WHAT YOU ARE ASKED TO DO:
Every line below that holds the string "structured" should be copied out.

**** GIVEN ENTRIES ****

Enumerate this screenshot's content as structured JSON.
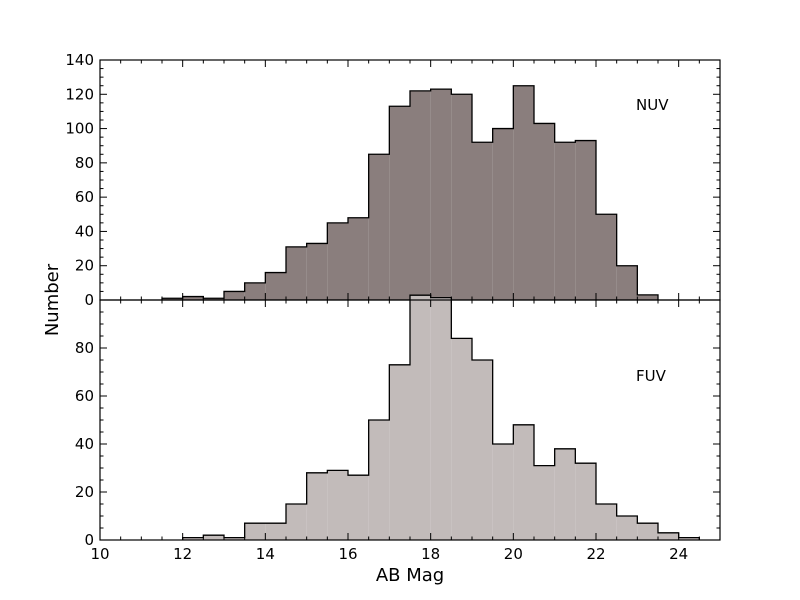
{
  "chart_data": {
    "type": "histogram",
    "xlabel": "AB Mag",
    "ylabel": "Number",
    "xlim": [
      10,
      25
    ],
    "x_ticks": [
      "10",
      "12",
      "14",
      "16",
      "18",
      "20",
      "22",
      "24"
    ],
    "bin_width": 0.5,
    "panels": [
      {
        "label": "NUV",
        "ylim": [
          0,
          140
        ],
        "y_ticks": [
          "0",
          "20",
          "40",
          "60",
          "80",
          "100",
          "120",
          "140"
        ],
        "fill": "#8a7e7d",
        "bin_edges": [
          11.5,
          12.0,
          12.5,
          13.0,
          13.5,
          14.0,
          14.5,
          15.0,
          15.5,
          16.0,
          16.5,
          17.0,
          17.5,
          18.0,
          18.5,
          19.0,
          19.5,
          20.0,
          20.5,
          21.0,
          21.5,
          22.0,
          22.5,
          23.0,
          23.5
        ],
        "counts": [
          1,
          2,
          1,
          5,
          10,
          16,
          31,
          33,
          45,
          48,
          85,
          113,
          122,
          123,
          120,
          92,
          100,
          125,
          103,
          92,
          93,
          50,
          20,
          3
        ]
      },
      {
        "label": "FUV",
        "ylim": [
          0,
          100
        ],
        "y_ticks": [
          "0",
          "20",
          "40",
          "60",
          "80"
        ],
        "fill": "#c2bbba",
        "bin_edges": [
          12.0,
          12.5,
          13.0,
          13.5,
          14.0,
          14.5,
          15.0,
          15.5,
          16.0,
          16.5,
          17.0,
          17.5,
          18.0,
          18.5,
          19.0,
          19.5,
          20.0,
          20.5,
          21.0,
          21.5,
          22.0,
          22.5,
          23.0,
          23.5,
          24.0,
          24.5
        ],
        "counts": [
          1,
          2,
          1,
          7,
          7,
          15,
          28,
          29,
          27,
          50,
          73,
          102,
          101,
          84,
          75,
          40,
          48,
          31,
          38,
          32,
          15,
          10,
          7,
          3,
          1
        ]
      }
    ]
  }
}
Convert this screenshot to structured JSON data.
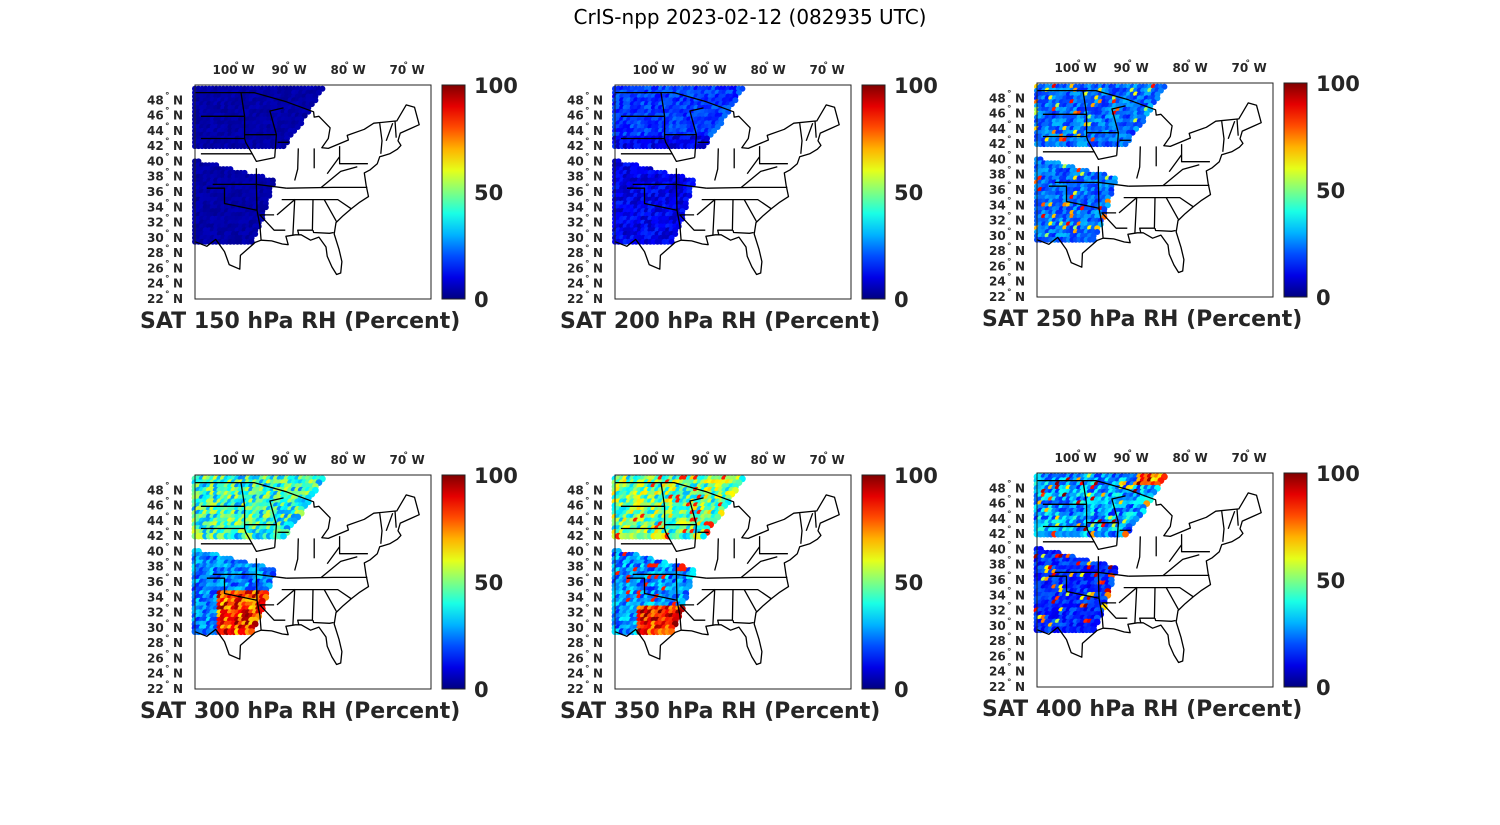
{
  "figure": {
    "title": "CrIS-npp 2023-02-12 (082935 UTC)"
  },
  "map": {
    "lon_ticks": [
      "100",
      "90",
      "80",
      "70"
    ],
    "lon_suffix": "W",
    "lat_ticks": [
      "48",
      "46",
      "44",
      "42",
      "40",
      "38",
      "36",
      "34",
      "32",
      "30",
      "28",
      "26",
      "24",
      "22"
    ],
    "lat_suffix": "N",
    "degree_symbol": "°"
  },
  "colorbar": {
    "ticks": [
      "100",
      "50",
      "0"
    ],
    "colormap": "jet",
    "range": [
      0,
      100
    ]
  },
  "panels": [
    {
      "title": "SAT 150 hPa RH (Percent)",
      "level": 150,
      "humidity_pattern": "uniformly low (~0-5%) across swath"
    },
    {
      "title": "SAT 200 hPa RH (Percent)",
      "level": 200,
      "humidity_pattern": "mostly low (~0-15%), slightly higher in north"
    },
    {
      "title": "SAT 250 hPa RH (Percent)",
      "level": 250,
      "humidity_pattern": "low to moderate (~10-40%), isolated higher spots"
    },
    {
      "title": "SAT 300 hPa RH (Percent)",
      "level": 300,
      "humidity_pattern": "moderate north (~30-60%), high (~80-100%) over southern plains"
    },
    {
      "title": "SAT 350 hPa RH (Percent)",
      "level": 350,
      "humidity_pattern": "moderate to high north, high along Texas gulf"
    },
    {
      "title": "SAT 400 hPa RH (Percent)",
      "level": 400,
      "humidity_pattern": "variable; high spots in south and northeast edge"
    }
  ]
}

****

RESULT:
Enumerate this screenshot's content as structured JSON.
Convert this screenshot to structured JSON data.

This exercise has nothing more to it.